*PROBLEM TO SOLVE*.
Copy the records from the first line through the line containing "bar (58, 169, 310, 211)", including both of those lines.

[Records excerpted from a collection]
- - - -
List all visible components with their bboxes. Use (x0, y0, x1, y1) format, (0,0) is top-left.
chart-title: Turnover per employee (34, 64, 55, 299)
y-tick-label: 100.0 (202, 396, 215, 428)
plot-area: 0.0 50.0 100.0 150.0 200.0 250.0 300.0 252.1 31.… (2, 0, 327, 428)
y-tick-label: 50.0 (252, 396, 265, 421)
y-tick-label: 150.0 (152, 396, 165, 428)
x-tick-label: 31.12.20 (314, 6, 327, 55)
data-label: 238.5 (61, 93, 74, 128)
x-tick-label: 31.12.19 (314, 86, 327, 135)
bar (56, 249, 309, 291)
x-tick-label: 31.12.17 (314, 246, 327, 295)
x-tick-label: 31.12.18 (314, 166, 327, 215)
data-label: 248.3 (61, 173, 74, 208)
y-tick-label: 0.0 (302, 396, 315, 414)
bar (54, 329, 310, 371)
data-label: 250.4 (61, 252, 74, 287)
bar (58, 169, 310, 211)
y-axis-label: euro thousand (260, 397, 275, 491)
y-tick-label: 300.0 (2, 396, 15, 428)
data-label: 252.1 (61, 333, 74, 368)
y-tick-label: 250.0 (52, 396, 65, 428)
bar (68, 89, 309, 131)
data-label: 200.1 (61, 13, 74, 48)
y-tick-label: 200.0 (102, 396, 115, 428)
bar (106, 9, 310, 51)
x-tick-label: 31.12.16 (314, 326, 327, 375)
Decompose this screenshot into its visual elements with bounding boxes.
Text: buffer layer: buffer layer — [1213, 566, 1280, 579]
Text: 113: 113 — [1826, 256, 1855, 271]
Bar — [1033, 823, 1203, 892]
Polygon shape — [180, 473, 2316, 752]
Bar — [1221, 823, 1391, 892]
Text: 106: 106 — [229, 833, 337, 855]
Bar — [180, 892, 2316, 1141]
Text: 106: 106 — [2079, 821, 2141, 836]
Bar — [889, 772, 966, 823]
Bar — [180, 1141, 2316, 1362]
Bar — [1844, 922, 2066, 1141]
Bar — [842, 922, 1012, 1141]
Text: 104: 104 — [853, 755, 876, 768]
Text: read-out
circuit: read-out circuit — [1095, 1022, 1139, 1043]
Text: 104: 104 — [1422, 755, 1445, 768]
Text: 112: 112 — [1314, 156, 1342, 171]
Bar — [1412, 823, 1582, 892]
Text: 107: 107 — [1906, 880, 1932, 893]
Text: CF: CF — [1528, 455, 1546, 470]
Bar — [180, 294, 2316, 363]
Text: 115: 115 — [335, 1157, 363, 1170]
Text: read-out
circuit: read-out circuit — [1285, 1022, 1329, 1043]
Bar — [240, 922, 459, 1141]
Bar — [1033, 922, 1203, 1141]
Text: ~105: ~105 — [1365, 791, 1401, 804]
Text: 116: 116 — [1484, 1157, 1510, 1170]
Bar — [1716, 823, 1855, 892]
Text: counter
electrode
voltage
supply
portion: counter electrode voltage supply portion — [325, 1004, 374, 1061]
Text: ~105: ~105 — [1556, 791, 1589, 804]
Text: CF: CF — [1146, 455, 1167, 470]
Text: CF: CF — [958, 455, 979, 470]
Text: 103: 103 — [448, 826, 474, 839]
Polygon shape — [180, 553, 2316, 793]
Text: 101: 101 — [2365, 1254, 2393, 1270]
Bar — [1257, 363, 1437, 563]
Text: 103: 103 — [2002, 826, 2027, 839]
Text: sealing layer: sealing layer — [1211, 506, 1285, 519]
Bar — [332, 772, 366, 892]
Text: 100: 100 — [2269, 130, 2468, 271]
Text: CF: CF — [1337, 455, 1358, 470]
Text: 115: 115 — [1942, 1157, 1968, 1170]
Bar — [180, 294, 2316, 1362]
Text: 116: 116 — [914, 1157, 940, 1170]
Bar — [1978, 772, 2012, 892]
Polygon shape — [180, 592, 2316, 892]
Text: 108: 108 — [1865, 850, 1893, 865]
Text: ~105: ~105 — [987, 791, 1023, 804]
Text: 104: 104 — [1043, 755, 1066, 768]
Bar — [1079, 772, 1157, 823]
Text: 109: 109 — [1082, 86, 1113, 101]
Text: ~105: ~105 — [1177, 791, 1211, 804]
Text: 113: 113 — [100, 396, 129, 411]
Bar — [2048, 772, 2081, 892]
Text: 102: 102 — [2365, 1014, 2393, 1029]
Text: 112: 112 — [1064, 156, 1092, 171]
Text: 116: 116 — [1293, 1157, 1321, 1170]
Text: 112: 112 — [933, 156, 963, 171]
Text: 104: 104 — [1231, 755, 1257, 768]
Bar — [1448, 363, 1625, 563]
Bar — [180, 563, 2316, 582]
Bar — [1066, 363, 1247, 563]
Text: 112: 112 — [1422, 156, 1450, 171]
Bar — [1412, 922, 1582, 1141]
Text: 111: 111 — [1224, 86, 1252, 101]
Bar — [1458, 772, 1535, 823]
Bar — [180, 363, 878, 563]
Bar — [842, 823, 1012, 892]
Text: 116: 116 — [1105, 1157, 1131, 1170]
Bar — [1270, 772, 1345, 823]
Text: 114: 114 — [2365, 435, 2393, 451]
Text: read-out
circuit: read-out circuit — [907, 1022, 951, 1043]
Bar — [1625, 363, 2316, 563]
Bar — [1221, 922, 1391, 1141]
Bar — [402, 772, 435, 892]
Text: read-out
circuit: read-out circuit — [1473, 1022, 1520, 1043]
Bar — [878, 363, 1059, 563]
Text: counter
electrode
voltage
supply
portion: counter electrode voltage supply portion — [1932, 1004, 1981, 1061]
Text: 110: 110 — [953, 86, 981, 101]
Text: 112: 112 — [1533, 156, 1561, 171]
- - - -
*COMPLETED TASK*.
List all visible components with their bboxes. Use (x0, y0, x1, y1) format, (0,0) is top-left.
chart-title: Turnover per employee (34, 64, 55, 299)
y-tick-label: 100.0 (202, 396, 215, 428)
plot-area: 0.0 50.0 100.0 150.0 200.0 250.0 300.0 252.1 31.… (2, 0, 327, 428)
y-tick-label: 50.0 (252, 396, 265, 421)
y-tick-label: 150.0 (152, 396, 165, 428)
x-tick-label: 31.12.20 (314, 6, 327, 55)
data-label: 238.5 (61, 93, 74, 128)
x-tick-label: 31.12.19 (314, 86, 327, 135)
bar (56, 249, 309, 291)
x-tick-label: 31.12.17 (314, 246, 327, 295)
x-tick-label: 31.12.18 (314, 166, 327, 215)
data-label: 248.3 (61, 173, 74, 208)
y-tick-label: 0.0 (302, 396, 315, 414)
bar (54, 329, 310, 371)
data-label: 250.4 (61, 252, 74, 287)
bar (58, 169, 310, 211)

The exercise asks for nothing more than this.